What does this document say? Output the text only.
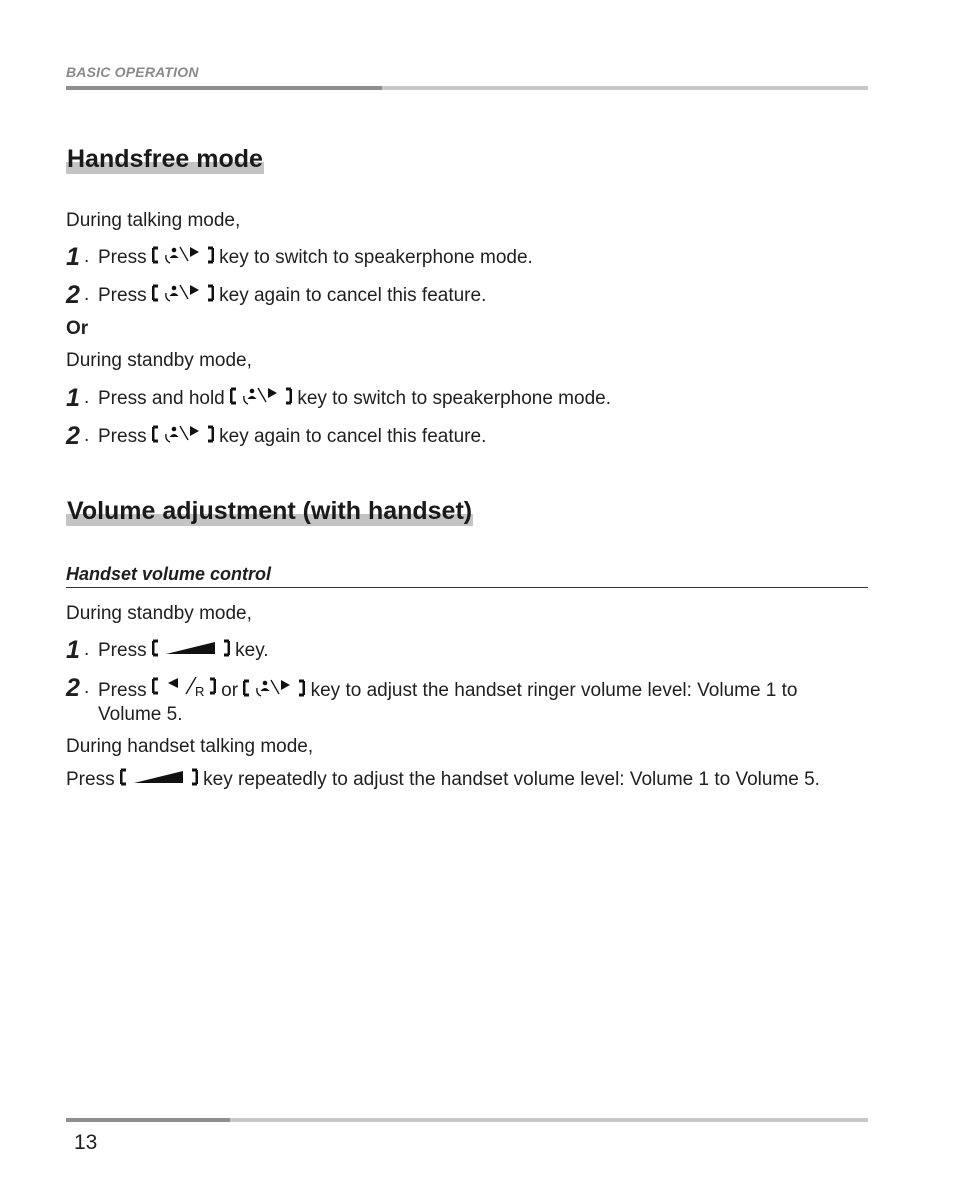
BASIC OPERATION
Handsfree mode
During talking mode,
1 . Press	key to switch to speakerphone mode.
2 . Press	key again to cancel this feature.
Or
During standby mode,
1 . Press and hold	key to switch to speakerphone mode.
2 . Press	key again to cancel this feature.
Volume adjustment (with handset)
Handset volume control
During standby mode,
1 . Press	key.
2 . Press	R or	key to adjust the handset ringer volume level: Volume 1 to Volume 5.
During handset talking mode,
Press	key repeatedly to adjust the handset volume level: Volume 1 to Volume 5.
13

• WHAT YOU ARE ASKED TO DO: Without including any pictures, output all the entries above exactly.

• FINAL RESULT:
What does this document say? Output the text only.
BASIC OPERATION
Handsfree mode
During talking mode,
1 . Press	key to switch to speakerphone mode.
2 . Press	key again to cancel this feature.
Or
During standby mode,
1 . Press and hold	key to switch to speakerphone mode.
2 . Press	key again to cancel this feature.
Volume adjustment (with handset)
Handset volume control
During standby mode,
1 . Press	key.
2 . Press	R or	key to adjust the handset ringer volume level: Volume 1 to Volume 5.
During handset talking mode,
Press	key repeatedly to adjust the handset volume level: Volume 1 to Volume 5.
13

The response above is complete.